(Data extracted from a collection)
^^^^^^^^^^^^^^^^
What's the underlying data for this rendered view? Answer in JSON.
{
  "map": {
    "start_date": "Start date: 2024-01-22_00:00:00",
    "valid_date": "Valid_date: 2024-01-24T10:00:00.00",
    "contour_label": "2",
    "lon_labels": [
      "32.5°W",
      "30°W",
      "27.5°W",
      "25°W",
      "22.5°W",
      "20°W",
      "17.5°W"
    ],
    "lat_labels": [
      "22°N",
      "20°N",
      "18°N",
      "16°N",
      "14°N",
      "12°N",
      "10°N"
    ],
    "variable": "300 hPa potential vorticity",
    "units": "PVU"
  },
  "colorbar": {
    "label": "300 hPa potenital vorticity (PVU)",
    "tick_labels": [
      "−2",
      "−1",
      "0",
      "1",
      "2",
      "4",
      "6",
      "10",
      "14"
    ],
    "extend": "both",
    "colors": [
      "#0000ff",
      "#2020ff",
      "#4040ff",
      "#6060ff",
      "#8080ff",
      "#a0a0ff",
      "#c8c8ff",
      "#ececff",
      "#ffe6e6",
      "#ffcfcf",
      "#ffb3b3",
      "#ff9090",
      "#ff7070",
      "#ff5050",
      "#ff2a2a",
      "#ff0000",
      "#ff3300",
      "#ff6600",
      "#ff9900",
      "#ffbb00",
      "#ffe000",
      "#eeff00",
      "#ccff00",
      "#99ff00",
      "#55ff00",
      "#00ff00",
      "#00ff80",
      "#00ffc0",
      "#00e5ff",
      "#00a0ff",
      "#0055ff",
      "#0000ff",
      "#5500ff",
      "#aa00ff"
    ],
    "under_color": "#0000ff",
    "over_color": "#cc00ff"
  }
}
^^^^^^^^^^^^^^^^
What the task requires:
Write down the full listing again, exactly.

Response to this exercise:
What's the underlying data for this rendered view? Answer in JSON.
{
  "map": {
    "start_date": "Start date: 2024-01-22_00:00:00",
    "valid_date": "Valid_date: 2024-01-24T10:00:00.00",
    "contour_label": "2",
    "lon_labels": [
      "32.5°W",
      "30°W",
      "27.5°W",
      "25°W",
      "22.5°W",
      "20°W",
      "17.5°W"
    ],
    "lat_labels": [
      "22°N",
      "20°N",
      "18°N",
      "16°N",
      "14°N",
      "12°N",
      "10°N"
    ],
    "variable": "300 hPa potential vorticity",
    "units": "PVU"
  },
  "colorbar": {
    "label": "300 hPa potenital vorticity (PVU)",
    "tick_labels": [
      "−2",
      "−1",
      "0",
      "1",
      "2",
      "4",
      "6",
      "10",
      "14"
    ],
    "extend": "both",
    "colors": [
      "#0000ff",
      "#2020ff",
      "#4040ff",
      "#6060ff",
      "#8080ff",
      "#a0a0ff",
      "#c8c8ff",
      "#ececff",
      "#ffe6e6",
      "#ffcfcf",
      "#ffb3b3",
      "#ff9090",
      "#ff7070",
      "#ff5050",
      "#ff2a2a",
      "#ff0000",
      "#ff3300",
      "#ff6600",
      "#ff9900",
      "#ffbb00",
      "#ffe000",
      "#eeff00",
      "#ccff00",
      "#99ff00",
      "#55ff00",
      "#00ff00",
      "#00ff80",
      "#00ffc0",
      "#00e5ff",
      "#00a0ff",
      "#0055ff",
      "#0000ff",
      "#5500ff",
      "#aa00ff"
    ],
    "under_color": "#0000ff",
    "over_color": "#cc00ff"
  }
}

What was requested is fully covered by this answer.